* [Task description]
Beneath this task is a listing; retype all of it exactly.

Source records:

* Start *

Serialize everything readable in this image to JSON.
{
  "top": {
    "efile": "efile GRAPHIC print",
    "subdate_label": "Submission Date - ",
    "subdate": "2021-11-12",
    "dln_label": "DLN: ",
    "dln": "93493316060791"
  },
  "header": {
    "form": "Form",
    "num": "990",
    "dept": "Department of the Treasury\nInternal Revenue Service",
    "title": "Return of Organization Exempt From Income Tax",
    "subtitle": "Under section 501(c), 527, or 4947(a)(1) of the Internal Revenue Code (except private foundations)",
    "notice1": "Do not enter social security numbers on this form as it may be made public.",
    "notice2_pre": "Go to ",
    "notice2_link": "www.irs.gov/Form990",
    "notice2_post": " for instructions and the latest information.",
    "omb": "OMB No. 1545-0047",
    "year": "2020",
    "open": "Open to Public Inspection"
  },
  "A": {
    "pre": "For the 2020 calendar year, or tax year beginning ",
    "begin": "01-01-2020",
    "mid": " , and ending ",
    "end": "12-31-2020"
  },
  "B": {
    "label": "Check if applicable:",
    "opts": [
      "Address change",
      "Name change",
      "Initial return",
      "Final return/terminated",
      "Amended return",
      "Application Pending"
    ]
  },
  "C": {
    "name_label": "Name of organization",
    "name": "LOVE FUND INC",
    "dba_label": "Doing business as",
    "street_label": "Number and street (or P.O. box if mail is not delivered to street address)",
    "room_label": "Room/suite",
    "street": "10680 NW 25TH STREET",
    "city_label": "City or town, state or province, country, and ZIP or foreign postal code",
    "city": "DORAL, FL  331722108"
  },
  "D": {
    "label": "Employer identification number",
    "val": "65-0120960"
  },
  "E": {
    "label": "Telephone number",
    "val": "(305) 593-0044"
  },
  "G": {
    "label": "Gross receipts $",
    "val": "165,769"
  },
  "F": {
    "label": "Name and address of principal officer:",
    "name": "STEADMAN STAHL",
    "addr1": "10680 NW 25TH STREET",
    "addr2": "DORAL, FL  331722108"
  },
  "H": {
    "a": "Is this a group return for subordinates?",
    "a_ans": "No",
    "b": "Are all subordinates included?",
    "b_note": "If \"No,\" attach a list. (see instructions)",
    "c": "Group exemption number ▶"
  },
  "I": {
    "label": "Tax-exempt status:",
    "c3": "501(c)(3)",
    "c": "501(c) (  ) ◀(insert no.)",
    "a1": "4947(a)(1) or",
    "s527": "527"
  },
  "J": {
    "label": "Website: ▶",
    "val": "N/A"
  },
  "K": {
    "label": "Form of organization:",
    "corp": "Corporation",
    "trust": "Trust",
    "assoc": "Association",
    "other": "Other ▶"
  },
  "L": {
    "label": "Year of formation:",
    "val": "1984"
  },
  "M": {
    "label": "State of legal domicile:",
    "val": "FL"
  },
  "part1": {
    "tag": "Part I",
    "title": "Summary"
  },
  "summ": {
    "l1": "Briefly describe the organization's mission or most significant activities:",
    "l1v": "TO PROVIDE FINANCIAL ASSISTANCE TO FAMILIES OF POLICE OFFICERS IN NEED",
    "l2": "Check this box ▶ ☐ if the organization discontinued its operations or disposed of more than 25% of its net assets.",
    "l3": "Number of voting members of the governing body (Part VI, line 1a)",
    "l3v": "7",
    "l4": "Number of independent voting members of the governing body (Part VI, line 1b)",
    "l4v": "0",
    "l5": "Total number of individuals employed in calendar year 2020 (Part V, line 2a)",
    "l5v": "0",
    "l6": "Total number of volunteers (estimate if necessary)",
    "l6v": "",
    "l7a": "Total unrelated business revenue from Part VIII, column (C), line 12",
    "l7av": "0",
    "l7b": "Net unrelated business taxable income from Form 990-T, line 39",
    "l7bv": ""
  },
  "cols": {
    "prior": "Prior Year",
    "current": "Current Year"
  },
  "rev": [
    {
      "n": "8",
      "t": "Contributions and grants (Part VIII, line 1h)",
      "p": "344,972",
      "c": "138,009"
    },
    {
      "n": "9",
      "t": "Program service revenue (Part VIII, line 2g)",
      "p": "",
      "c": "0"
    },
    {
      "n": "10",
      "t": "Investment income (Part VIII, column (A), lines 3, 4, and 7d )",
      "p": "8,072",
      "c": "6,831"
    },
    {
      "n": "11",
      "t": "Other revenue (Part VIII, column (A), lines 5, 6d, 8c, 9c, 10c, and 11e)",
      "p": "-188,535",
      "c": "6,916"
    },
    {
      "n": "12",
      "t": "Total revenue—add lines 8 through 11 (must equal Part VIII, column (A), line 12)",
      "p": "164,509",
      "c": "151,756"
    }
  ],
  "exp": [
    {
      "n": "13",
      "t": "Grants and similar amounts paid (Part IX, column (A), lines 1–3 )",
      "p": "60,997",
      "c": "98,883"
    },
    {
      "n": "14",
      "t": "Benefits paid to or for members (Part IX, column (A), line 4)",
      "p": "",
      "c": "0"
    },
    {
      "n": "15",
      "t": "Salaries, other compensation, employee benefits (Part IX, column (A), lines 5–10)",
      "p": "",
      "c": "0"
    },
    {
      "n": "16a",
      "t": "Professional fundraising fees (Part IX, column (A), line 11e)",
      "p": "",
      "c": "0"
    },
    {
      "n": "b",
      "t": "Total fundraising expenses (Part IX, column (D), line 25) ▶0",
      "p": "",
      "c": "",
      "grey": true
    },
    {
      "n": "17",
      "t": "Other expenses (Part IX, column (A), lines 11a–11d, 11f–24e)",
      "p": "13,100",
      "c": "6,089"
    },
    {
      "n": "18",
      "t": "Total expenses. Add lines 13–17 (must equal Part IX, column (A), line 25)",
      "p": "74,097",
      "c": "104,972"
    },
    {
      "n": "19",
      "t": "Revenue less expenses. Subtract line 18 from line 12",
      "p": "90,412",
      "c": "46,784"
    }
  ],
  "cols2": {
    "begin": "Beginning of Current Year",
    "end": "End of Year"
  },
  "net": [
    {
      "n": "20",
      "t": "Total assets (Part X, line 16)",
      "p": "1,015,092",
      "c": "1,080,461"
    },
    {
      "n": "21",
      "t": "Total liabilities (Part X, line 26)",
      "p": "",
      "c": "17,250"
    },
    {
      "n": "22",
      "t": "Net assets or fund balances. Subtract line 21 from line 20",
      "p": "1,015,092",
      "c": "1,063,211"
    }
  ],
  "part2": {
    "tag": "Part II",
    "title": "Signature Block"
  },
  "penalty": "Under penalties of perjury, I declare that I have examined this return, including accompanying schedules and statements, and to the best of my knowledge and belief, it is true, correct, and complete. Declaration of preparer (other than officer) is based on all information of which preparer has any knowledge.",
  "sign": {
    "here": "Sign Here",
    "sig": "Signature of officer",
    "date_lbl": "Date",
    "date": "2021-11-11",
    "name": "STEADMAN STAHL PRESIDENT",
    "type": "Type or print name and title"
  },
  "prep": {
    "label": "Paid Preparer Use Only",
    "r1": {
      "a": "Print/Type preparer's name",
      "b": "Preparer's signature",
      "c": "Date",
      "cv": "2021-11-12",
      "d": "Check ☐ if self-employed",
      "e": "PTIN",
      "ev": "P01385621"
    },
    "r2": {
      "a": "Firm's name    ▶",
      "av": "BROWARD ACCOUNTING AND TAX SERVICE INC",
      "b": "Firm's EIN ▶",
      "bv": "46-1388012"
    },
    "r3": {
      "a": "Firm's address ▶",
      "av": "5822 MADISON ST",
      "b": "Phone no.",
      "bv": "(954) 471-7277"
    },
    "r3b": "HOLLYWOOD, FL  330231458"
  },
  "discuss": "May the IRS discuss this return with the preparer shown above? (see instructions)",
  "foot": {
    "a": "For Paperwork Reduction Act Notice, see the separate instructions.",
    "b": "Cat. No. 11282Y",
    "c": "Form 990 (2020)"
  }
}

* End *

* [Written answer]
Serialize everything readable in this image to JSON.
{
  "top": {
    "efile": "efile GRAPHIC print",
    "subdate_label": "Submission Date - ",
    "subdate": "2021-11-12",
    "dln_label": "DLN: ",
    "dln": "93493316060791"
  },
  "header": {
    "form": "Form",
    "num": "990",
    "dept": "Department of the Treasury\nInternal Revenue Service",
    "title": "Return of Organization Exempt From Income Tax",
    "subtitle": "Under section 501(c), 527, or 4947(a)(1) of the Internal Revenue Code (except private foundations)",
    "notice1": "Do not enter social security numbers on this form as it may be made public.",
    "notice2_pre": "Go to ",
    "notice2_link": "www.irs.gov/Form990",
    "notice2_post": " for instructions and the latest information.",
    "omb": "OMB No. 1545-0047",
    "year": "2020",
    "open": "Open to Public Inspection"
  },
  "A": {
    "pre": "For the 2020 calendar year, or tax year beginning ",
    "begin": "01-01-2020",
    "mid": " , and ending ",
    "end": "12-31-2020"
  },
  "B": {
    "label": "Check if applicable:",
    "opts": [
      "Address change",
      "Name change",
      "Initial return",
      "Final return/terminated",
      "Amended return",
      "Application Pending"
    ]
  },
  "C": {
    "name_label": "Name of organization",
    "name": "LOVE FUND INC",
    "dba_label": "Doing business as",
    "street_label": "Number and street (or P.O. box if mail is not delivered to street address)",
    "room_label": "Room/suite",
    "street": "10680 NW 25TH STREET",
    "city_label": "City or town, state or province, country, and ZIP or foreign postal code",
    "city": "DORAL, FL  331722108"
  },
  "D": {
    "label": "Employer identification number",
    "val": "65-0120960"
  },
  "E": {
    "label": "Telephone number",
    "val": "(305) 593-0044"
  },
  "G": {
    "label": "Gross receipts $",
    "val": "165,769"
  },
  "F": {
    "label": "Name and address of principal officer:",
    "name": "STEADMAN STAHL",
    "addr1": "10680 NW 25TH STREET",
    "addr2": "DORAL, FL  331722108"
  },
  "H": {
    "a": "Is this a group return for subordinates?",
    "a_ans": "No",
    "b": "Are all subordinates included?",
    "b_note": "If \"No,\" attach a list. (see instructions)",
    "c": "Group exemption number ▶"
  },
  "I": {
    "label": "Tax-exempt status:",
    "c3": "501(c)(3)",
    "c": "501(c) (  ) ◀(insert no.)",
    "a1": "4947(a)(1) or",
    "s527": "527"
  },
  "J": {
    "label": "Website: ▶",
    "val": "N/A"
  },
  "K": {
    "label": "Form of organization:",
    "corp": "Corporation",
    "trust": "Trust",
    "assoc": "Association",
    "other": "Other ▶"
  },
  "L": {
    "label": "Year of formation:",
    "val": "1984"
  },
  "M": {
    "label": "State of legal domicile:",
    "val": "FL"
  },
  "part1": {
    "tag": "Part I",
    "title": "Summary"
  },
  "summ": {
    "l1": "Briefly describe the organization's mission or most significant activities:",
    "l1v": "TO PROVIDE FINANCIAL ASSISTANCE TO FAMILIES OF POLICE OFFICERS IN NEED",
    "l2": "Check this box ▶ ☐ if the organization discontinued its operations or disposed of more than 25% of its net assets.",
    "l3": "Number of voting members of the governing body (Part VI, line 1a)",
    "l3v": "7",
    "l4": "Number of independent voting members of the governing body (Part VI, line 1b)",
    "l4v": "0",
    "l5": "Total number of individuals employed in calendar year 2020 (Part V, line 2a)",
    "l5v": "0",
    "l6": "Total number of volunteers (estimate if necessary)",
    "l6v": "",
    "l7a": "Total unrelated business revenue from Part VIII, column (C), line 12",
    "l7av": "0",
    "l7b": "Net unrelated business taxable income from Form 990-T, line 39",
    "l7bv": ""
  },
  "cols": {
    "prior": "Prior Year",
    "current": "Current Year"
  },
  "rev": [
    {
      "n": "8",
      "t": "Contributions and grants (Part VIII, line 1h)",
      "p": "344,972",
      "c": "138,009"
    },
    {
      "n": "9",
      "t": "Program service revenue (Part VIII, line 2g)",
      "p": "",
      "c": "0"
    },
    {
      "n": "10",
      "t": "Investment income (Part VIII, column (A), lines 3, 4, and 7d )",
      "p": "8,072",
      "c": "6,831"
    },
    {
      "n": "11",
      "t": "Other revenue (Part VIII, column (A), lines 5, 6d, 8c, 9c, 10c, and 11e)",
      "p": "-188,535",
      "c": "6,916"
    },
    {
      "n": "12",
      "t": "Total revenue—add lines 8 through 11 (must equal Part VIII, column (A), line 12)",
      "p": "164,509",
      "c": "151,756"
    }
  ],
  "exp": [
    {
      "n": "13",
      "t": "Grants and similar amounts paid (Part IX, column (A), lines 1–3 )",
      "p": "60,997",
      "c": "98,883"
    },
    {
      "n": "14",
      "t": "Benefits paid to or for members (Part IX, column (A), line 4)",
      "p": "",
      "c": "0"
    },
    {
      "n": "15",
      "t": "Salaries, other compensation, employee benefits (Part IX, column (A), lines 5–10)",
      "p": "",
      "c": "0"
    },
    {
      "n": "16a",
      "t": "Professional fundraising fees (Part IX, column (A), line 11e)",
      "p": "",
      "c": "0"
    },
    {
      "n": "b",
      "t": "Total fundraising expenses (Part IX, column (D), line 25) ▶0",
      "p": "",
      "c": "",
      "grey": true
    },
    {
      "n": "17",
      "t": "Other expenses (Part IX, column (A), lines 11a–11d, 11f–24e)",
      "p": "13,100",
      "c": "6,089"
    },
    {
      "n": "18",
      "t": "Total expenses. Add lines 13–17 (must equal Part IX, column (A), line 25)",
      "p": "74,097",
      "c": "104,972"
    },
    {
      "n": "19",
      "t": "Revenue less expenses. Subtract line 18 from line 12",
      "p": "90,412",
      "c": "46,784"
    }
  ],
  "cols2": {
    "begin": "Beginning of Current Year",
    "end": "End of Year"
  },
  "net": [
    {
      "n": "20",
      "t": "Total assets (Part X, line 16)",
      "p": "1,015,092",
      "c": "1,080,461"
    },
    {
      "n": "21",
      "t": "Total liabilities (Part X, line 26)",
      "p": "",
      "c": "17,250"
    },
    {
      "n": "22",
      "t": "Net assets or fund balances. Subtract line 21 from line 20",
      "p": "1,015,092",
      "c": "1,063,211"
    }
  ],
  "part2": {
    "tag": "Part II",
    "title": "Signature Block"
  },
  "penalty": "Under penalties of perjury, I declare that I have examined this return, including accompanying schedules and statements, and to the best of my knowledge and belief, it is true, correct, and complete. Declaration of preparer (other than officer) is based on all information of which preparer has any knowledge.",
  "sign": {
    "here": "Sign Here",
    "sig": "Signature of officer",
    "date_lbl": "Date",
    "date": "2021-11-11",
    "name": "STEADMAN STAHL PRESIDENT",
    "type": "Type or print name and title"
  },
  "prep": {
    "label": "Paid Preparer Use Only",
    "r1": {
      "a": "Print/Type preparer's name",
      "b": "Preparer's signature",
      "c": "Date",
      "cv": "2021-11-12",
      "d": "Check ☐ if self-employed",
      "e": "PTIN",
      "ev": "P01385621"
    },
    "r2": {
      "a": "Firm's name    ▶",
      "av": "BROWARD ACCOUNTING AND TAX SERVICE INC",
      "b": "Firm's EIN ▶",
      "bv": "46-1388012"
    },
    "r3": {
      "a": "Firm's address ▶",
      "av": "5822 MADISON ST",
      "b": "Phone no.",
      "bv": "(954) 471-7277"
    },
    "r3b": "HOLLYWOOD, FL  330231458"
  },
  "discuss": "May the IRS discuss this return with the preparer shown above? (see instructions)",
  "foot": {
    "a": "For Paperwork Reduction Act Notice, see the separate instructions.",
    "b": "Cat. No. 11282Y",
    "c": "Form 990 (2020)"
  }
}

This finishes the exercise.